Working data ->
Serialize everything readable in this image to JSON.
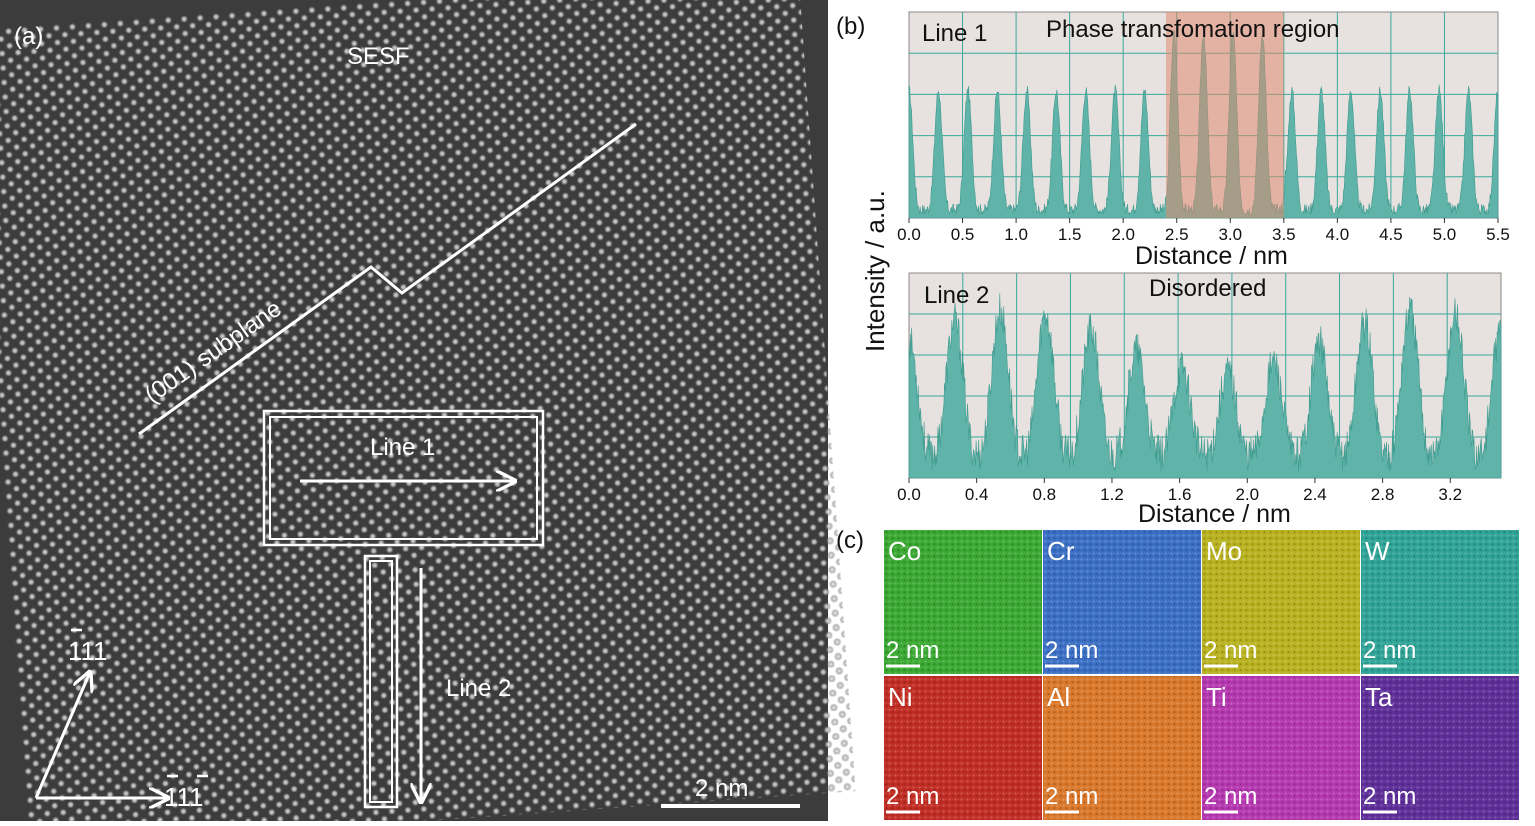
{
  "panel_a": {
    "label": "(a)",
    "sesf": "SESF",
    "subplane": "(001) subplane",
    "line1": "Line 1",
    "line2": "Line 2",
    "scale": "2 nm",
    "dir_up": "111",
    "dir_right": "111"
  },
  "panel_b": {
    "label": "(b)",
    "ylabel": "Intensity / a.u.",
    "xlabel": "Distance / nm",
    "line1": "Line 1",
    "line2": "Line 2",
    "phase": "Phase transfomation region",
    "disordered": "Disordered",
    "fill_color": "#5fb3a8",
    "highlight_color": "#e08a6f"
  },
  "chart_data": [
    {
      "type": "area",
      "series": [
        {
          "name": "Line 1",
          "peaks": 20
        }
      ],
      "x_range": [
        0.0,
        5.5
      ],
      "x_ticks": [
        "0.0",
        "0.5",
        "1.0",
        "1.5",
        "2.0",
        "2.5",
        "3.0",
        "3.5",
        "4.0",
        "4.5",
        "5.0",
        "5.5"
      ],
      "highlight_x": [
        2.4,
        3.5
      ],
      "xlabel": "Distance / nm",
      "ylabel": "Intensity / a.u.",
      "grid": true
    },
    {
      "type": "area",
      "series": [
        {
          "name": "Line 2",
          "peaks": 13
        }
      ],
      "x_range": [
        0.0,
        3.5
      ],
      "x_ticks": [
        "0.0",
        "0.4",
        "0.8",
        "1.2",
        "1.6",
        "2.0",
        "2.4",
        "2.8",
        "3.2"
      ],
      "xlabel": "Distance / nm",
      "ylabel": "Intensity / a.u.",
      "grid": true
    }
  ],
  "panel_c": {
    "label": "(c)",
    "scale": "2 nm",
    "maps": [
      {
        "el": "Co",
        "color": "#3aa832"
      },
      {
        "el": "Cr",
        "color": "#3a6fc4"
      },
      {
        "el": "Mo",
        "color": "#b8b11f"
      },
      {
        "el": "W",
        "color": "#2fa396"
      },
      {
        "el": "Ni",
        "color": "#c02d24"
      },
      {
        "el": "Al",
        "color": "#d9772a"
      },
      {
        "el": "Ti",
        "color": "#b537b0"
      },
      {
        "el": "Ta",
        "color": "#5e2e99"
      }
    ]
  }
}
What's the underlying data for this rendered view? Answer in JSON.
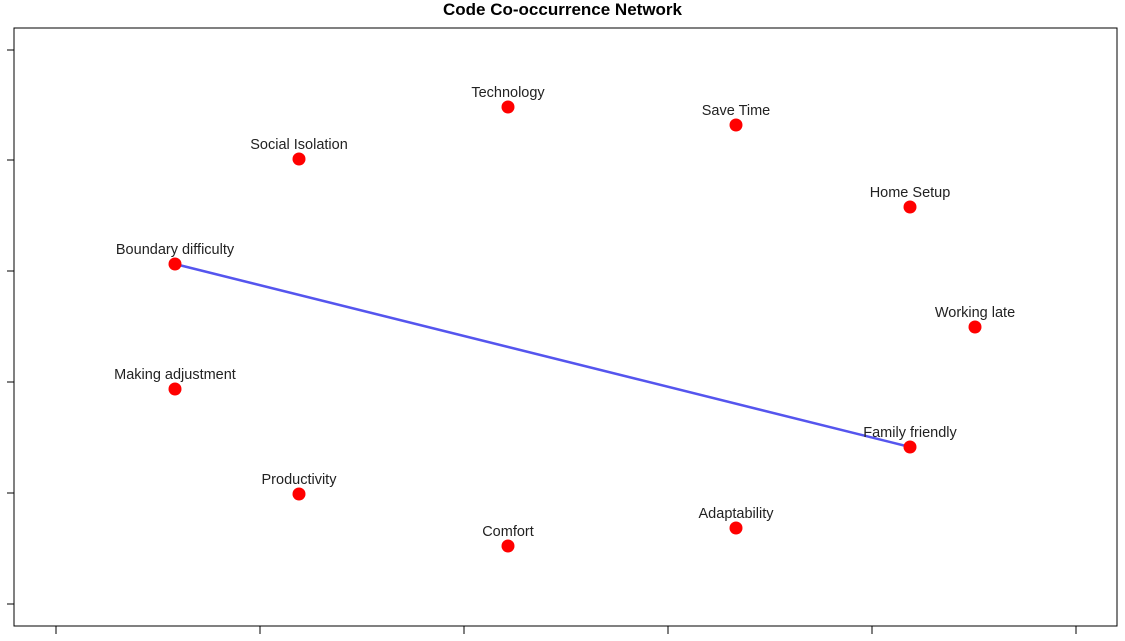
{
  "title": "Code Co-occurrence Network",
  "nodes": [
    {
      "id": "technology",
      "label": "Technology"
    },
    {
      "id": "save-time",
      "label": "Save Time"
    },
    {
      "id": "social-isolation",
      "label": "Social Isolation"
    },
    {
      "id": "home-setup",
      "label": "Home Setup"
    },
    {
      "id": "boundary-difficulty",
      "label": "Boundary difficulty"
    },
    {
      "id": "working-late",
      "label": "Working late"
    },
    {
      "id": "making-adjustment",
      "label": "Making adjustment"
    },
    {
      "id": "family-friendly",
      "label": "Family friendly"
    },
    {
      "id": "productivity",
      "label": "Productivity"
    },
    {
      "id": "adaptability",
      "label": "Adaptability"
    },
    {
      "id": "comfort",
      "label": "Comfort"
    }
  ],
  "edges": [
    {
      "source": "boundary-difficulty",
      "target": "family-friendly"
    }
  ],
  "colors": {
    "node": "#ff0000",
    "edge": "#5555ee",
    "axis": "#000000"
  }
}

Exercise directions -> Repeat all the records above exactly, leaving out any pictures.

Result of the task ->
Serialize everything readable in this image to JSON.
{
  "panel_a": {
    "label": "(a)",
    "sesf": "SESF",
    "subplane": "(001) subplane",
    "line1": "Line 1",
    "line2": "Line 2",
    "scale": "2 nm",
    "dir_up": "111",
    "dir_right": "111"
  },
  "panel_b": {
    "label": "(b)",
    "ylabel": "Intensity / a.u.",
    "xlabel": "Distance / nm",
    "line1": "Line 1",
    "line2": "Line 2",
    "phase": "Phase transfomation region",
    "disordered": "Disordered",
    "fill_color": "#5fb3a8",
    "highlight_color": "#e08a6f"
  },
  "chart_data": [
    {
      "type": "area",
      "series": [
        {
          "name": "Line 1",
          "peaks": 20
        }
      ],
      "x_range": [
        0.0,
        5.5
      ],
      "x_ticks": [
        "0.0",
        "0.5",
        "1.0",
        "1.5",
        "2.0",
        "2.5",
        "3.0",
        "3.5",
        "4.0",
        "4.5",
        "5.0",
        "5.5"
      ],
      "highlight_x": [
        2.4,
        3.5
      ],
      "xlabel": "Distance / nm",
      "ylabel": "Intensity / a.u.",
      "grid": true
    },
    {
      "type": "area",
      "series": [
        {
          "name": "Line 2",
          "peaks": 13
        }
      ],
      "x_range": [
        0.0,
        3.5
      ],
      "x_ticks": [
        "0.0",
        "0.4",
        "0.8",
        "1.2",
        "1.6",
        "2.0",
        "2.4",
        "2.8",
        "3.2"
      ],
      "xlabel": "Distance / nm",
      "ylabel": "Intensity / a.u.",
      "grid": true
    }
  ],
  "panel_c": {
    "label": "(c)",
    "scale": "2 nm",
    "maps": [
      {
        "el": "Co",
        "color": "#3aa832"
      },
      {
        "el": "Cr",
        "color": "#3a6fc4"
      },
      {
        "el": "Mo",
        "color": "#b8b11f"
      },
      {
        "el": "W",
        "color": "#2fa396"
      },
      {
        "el": "Ni",
        "color": "#c02d24"
      },
      {
        "el": "Al",
        "color": "#d9772a"
      },
      {
        "el": "Ti",
        "color": "#b537b0"
      },
      {
        "el": "Ta",
        "color": "#5e2e99"
      }
    ]
  }
}
What's the underlying data for this rendered view? Answer in JSON.
{
  "title": "Code Co-occurrence Network",
  "nodes": [
    {
      "id": "technology",
      "label": "Technology"
    },
    {
      "id": "save-time",
      "label": "Save Time"
    },
    {
      "id": "social-isolation",
      "label": "Social Isolation"
    },
    {
      "id": "home-setup",
      "label": "Home Setup"
    },
    {
      "id": "boundary-difficulty",
      "label": "Boundary difficulty"
    },
    {
      "id": "working-late",
      "label": "Working late"
    },
    {
      "id": "making-adjustment",
      "label": "Making adjustment"
    },
    {
      "id": "family-friendly",
      "label": "Family friendly"
    },
    {
      "id": "productivity",
      "label": "Productivity"
    },
    {
      "id": "adaptability",
      "label": "Adaptability"
    },
    {
      "id": "comfort",
      "label": "Comfort"
    }
  ],
  "edges": [
    {
      "source": "boundary-difficulty",
      "target": "family-friendly"
    }
  ],
  "colors": {
    "node": "#ff0000",
    "edge": "#5555ee",
    "axis": "#000000"
  }
}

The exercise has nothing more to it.